Dataset entries
·····
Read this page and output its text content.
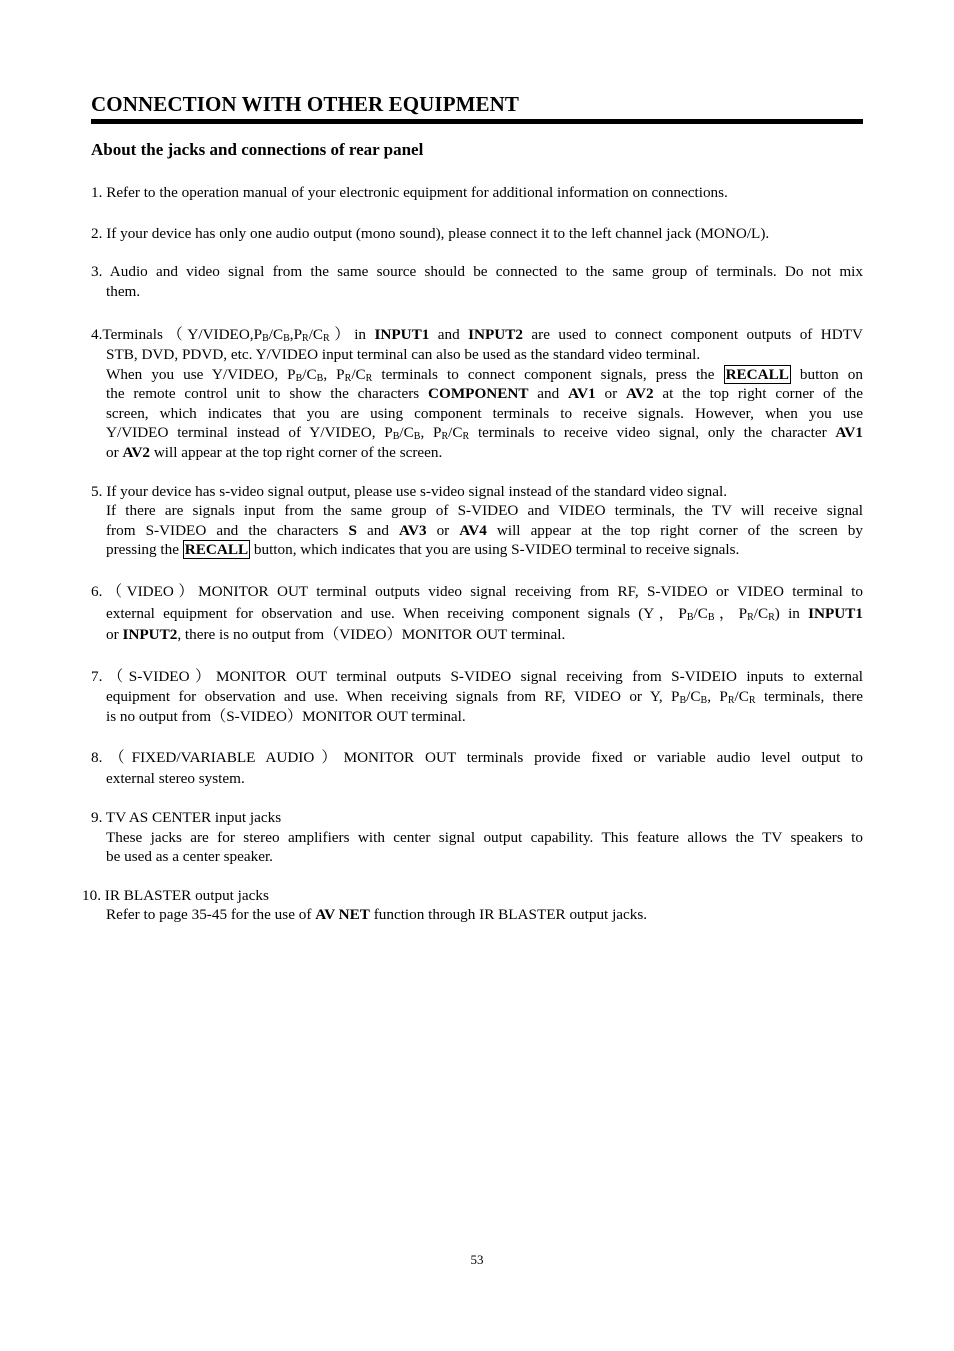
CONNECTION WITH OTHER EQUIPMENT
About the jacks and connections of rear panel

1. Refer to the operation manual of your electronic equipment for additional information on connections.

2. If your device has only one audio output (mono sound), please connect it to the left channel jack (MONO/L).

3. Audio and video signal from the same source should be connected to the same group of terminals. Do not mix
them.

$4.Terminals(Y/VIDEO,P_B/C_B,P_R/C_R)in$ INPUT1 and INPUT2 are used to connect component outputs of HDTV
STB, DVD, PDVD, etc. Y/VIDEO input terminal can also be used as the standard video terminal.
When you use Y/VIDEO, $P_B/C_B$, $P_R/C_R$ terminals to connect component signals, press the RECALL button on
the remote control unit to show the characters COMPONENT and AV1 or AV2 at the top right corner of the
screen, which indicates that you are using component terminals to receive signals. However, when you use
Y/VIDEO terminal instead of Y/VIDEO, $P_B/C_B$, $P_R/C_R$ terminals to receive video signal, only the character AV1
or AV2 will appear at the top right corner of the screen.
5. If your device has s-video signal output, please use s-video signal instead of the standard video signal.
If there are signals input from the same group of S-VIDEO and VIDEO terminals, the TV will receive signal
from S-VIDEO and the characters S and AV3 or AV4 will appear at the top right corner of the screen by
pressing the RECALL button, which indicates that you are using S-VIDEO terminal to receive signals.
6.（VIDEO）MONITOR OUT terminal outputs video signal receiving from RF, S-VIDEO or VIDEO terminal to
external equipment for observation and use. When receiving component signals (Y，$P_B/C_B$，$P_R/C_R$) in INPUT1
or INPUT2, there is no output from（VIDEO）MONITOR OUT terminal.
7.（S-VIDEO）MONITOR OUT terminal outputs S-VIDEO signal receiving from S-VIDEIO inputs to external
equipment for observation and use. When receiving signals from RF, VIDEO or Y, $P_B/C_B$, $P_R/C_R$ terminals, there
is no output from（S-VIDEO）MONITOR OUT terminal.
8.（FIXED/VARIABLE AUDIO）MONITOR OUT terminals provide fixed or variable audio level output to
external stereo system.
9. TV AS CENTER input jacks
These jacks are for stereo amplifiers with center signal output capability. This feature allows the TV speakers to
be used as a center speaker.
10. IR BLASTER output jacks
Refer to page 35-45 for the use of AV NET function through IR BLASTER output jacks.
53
·····
Exercise directions >> Quote the data exactly, leaving every image out of the copy.

Response >>
Read this page and output its text content.
CONNECTION WITH OTHER EQUIPMENT
About the jacks and connections of rear panel

1. Refer to the operation manual of your electronic equipment for additional information on connections.

2. If your device has only one audio output (mono sound), please connect it to the left channel jack (MONO/L).

3. Audio and video signal from the same source should be connected to the same group of terminals. Do not mix
them.

$4.Terminals(Y/VIDEO,P_B/C_B,P_R/C_R)in$ INPUT1 and INPUT2 are used to connect component outputs of HDTV
STB, DVD, PDVD, etc. Y/VIDEO input terminal can also be used as the standard video terminal.
When you use Y/VIDEO, $P_B/C_B$, $P_R/C_R$ terminals to connect component signals, press the RECALL button on
the remote control unit to show the characters COMPONENT and AV1 or AV2 at the top right corner of the
screen, which indicates that you are using component terminals to receive signals. However, when you use
Y/VIDEO terminal instead of Y/VIDEO, $P_B/C_B$, $P_R/C_R$ terminals to receive video signal, only the character AV1
or AV2 will appear at the top right corner of the screen.
5. If your device has s-video signal output, please use s-video signal instead of the standard video signal.
If there are signals input from the same group of S-VIDEO and VIDEO terminals, the TV will receive signal
from S-VIDEO and the characters S and AV3 or AV4 will appear at the top right corner of the screen by
pressing the RECALL button, which indicates that you are using S-VIDEO terminal to receive signals.
6.（VIDEO）MONITOR OUT terminal outputs video signal receiving from RF, S-VIDEO or VIDEO terminal to
external equipment for observation and use. When receiving component signals (Y，$P_B/C_B$，$P_R/C_R$) in INPUT1
or INPUT2, there is no output from（VIDEO）MONITOR OUT terminal.
7.（S-VIDEO）MONITOR OUT terminal outputs S-VIDEO signal receiving from S-VIDEIO inputs to external
equipment for observation and use. When receiving signals from RF, VIDEO or Y, $P_B/C_B$, $P_R/C_R$ terminals, there
is no output from（S-VIDEO）MONITOR OUT terminal.
8.（FIXED/VARIABLE AUDIO）MONITOR OUT terminals provide fixed or variable audio level output to
external stereo system.
9. TV AS CENTER input jacks
These jacks are for stereo amplifiers with center signal output capability. This feature allows the TV speakers to
be used as a center speaker.
10. IR BLASTER output jacks
Refer to page 35-45 for the use of AV NET function through IR BLASTER output jacks.
53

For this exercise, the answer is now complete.